▸ THE EXERCISE
List the lines of this listing that hold the word "JSON".
-*-
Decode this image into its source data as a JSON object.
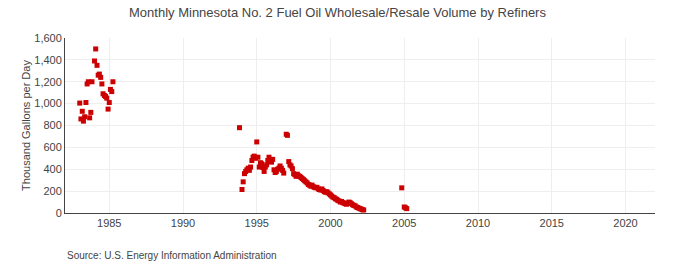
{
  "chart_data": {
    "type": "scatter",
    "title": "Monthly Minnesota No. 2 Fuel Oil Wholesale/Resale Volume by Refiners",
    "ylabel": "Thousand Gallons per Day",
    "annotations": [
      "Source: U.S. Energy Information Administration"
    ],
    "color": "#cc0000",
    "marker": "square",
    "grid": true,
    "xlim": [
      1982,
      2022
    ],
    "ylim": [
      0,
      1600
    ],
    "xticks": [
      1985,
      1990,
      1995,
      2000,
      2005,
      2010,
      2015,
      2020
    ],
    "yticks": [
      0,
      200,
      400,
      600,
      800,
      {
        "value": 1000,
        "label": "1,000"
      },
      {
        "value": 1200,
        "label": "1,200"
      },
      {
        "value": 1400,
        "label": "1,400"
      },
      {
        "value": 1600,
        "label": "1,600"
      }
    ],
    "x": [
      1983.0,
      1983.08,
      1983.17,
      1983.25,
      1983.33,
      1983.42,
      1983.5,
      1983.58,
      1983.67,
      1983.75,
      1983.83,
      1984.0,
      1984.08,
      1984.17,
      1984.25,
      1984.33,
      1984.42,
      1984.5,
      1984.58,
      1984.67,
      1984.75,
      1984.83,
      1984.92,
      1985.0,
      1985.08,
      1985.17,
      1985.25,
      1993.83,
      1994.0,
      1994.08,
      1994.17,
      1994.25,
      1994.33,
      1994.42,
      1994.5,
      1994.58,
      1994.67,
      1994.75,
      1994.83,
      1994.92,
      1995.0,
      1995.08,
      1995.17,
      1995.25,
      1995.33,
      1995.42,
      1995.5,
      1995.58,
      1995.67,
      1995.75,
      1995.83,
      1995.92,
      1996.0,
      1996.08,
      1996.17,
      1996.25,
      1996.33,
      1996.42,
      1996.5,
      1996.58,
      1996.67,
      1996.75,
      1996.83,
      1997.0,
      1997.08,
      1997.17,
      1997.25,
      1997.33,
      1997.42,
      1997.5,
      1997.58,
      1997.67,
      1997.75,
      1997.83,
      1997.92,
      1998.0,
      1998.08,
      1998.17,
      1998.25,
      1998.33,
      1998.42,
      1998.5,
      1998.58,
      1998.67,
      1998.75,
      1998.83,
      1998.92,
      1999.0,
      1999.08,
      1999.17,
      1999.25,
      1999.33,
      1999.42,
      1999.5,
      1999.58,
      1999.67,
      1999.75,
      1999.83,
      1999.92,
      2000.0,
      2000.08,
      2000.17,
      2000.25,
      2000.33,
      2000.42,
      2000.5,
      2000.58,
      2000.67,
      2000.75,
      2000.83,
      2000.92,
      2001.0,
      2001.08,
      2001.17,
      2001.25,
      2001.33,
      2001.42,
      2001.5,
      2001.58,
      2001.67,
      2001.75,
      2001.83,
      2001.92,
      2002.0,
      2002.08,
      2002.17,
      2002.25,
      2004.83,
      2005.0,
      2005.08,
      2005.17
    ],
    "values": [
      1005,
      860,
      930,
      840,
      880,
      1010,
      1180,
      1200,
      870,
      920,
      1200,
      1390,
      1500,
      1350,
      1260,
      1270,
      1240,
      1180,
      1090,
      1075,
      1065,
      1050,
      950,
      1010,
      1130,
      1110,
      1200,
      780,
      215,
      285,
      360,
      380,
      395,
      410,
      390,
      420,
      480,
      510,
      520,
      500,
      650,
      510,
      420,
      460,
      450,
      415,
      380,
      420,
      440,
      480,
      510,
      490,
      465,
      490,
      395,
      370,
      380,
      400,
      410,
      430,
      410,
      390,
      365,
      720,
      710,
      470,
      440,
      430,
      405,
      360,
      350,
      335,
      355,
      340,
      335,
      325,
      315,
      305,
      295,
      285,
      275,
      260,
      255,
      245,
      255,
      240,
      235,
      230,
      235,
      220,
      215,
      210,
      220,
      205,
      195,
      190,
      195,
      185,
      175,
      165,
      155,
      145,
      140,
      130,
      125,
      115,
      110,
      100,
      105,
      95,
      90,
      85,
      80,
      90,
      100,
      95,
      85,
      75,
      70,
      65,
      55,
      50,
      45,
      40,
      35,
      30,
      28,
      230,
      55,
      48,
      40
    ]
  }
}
-*-
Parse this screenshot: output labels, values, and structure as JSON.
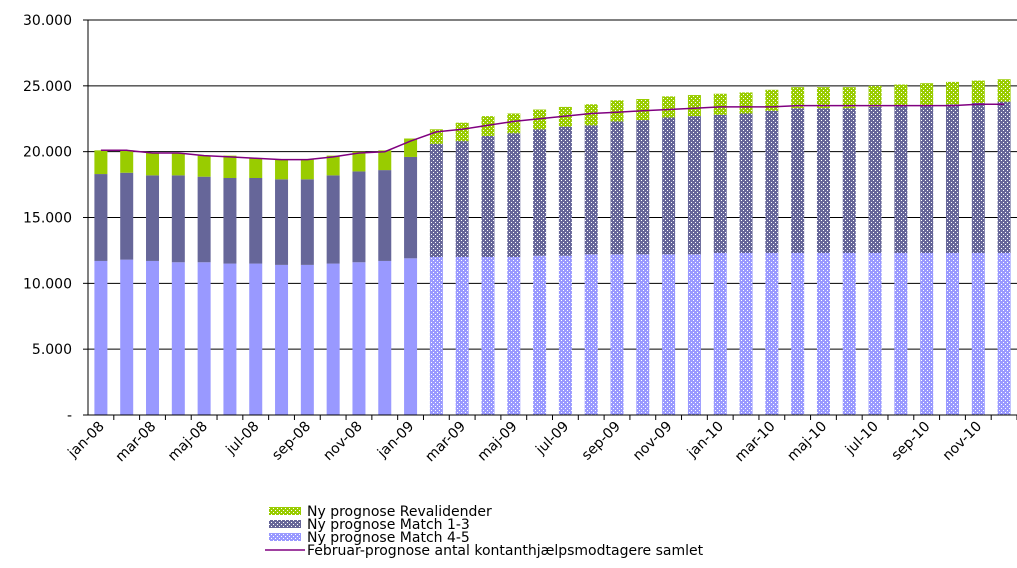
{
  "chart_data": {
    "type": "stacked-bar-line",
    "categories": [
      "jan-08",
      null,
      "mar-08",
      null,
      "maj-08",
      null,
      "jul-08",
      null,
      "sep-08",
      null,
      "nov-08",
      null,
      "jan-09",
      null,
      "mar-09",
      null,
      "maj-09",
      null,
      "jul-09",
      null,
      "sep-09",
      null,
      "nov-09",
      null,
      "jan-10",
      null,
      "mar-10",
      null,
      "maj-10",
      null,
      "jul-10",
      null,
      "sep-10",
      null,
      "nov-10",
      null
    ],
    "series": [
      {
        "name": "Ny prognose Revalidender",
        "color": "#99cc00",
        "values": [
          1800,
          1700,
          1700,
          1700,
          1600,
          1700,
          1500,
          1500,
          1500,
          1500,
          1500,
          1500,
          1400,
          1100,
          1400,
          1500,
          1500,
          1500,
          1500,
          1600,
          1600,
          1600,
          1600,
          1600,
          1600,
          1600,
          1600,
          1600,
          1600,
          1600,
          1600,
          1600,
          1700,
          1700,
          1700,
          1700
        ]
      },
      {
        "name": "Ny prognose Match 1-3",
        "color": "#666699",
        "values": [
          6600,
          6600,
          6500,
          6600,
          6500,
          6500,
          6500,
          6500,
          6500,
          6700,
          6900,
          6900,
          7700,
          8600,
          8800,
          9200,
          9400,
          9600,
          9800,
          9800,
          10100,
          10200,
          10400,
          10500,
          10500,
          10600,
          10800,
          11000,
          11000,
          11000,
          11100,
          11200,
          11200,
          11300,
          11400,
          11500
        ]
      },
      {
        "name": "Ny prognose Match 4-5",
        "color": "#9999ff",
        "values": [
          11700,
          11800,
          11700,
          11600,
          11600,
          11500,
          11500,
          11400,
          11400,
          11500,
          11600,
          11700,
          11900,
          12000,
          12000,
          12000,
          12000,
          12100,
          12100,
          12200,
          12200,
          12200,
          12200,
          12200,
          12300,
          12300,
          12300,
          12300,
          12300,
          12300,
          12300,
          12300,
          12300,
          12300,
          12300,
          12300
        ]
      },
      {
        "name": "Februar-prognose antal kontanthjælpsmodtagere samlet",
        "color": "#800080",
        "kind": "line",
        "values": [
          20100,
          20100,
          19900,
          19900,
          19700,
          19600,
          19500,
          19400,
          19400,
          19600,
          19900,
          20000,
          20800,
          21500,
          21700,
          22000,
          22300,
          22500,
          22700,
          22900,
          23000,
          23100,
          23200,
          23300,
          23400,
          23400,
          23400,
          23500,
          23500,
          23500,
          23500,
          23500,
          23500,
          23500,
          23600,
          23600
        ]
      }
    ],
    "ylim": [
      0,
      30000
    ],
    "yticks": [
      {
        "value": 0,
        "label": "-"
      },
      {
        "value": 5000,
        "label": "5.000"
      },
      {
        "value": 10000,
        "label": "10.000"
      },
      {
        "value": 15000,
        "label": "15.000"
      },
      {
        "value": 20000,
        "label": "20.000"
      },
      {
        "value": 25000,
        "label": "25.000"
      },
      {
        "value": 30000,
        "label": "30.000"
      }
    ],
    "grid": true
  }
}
-*-
▸ PROBLEM SOLUTION
Decode this image into its source data as a JSON object.
Parse this screenshot: output labels, values, and structure as JSON.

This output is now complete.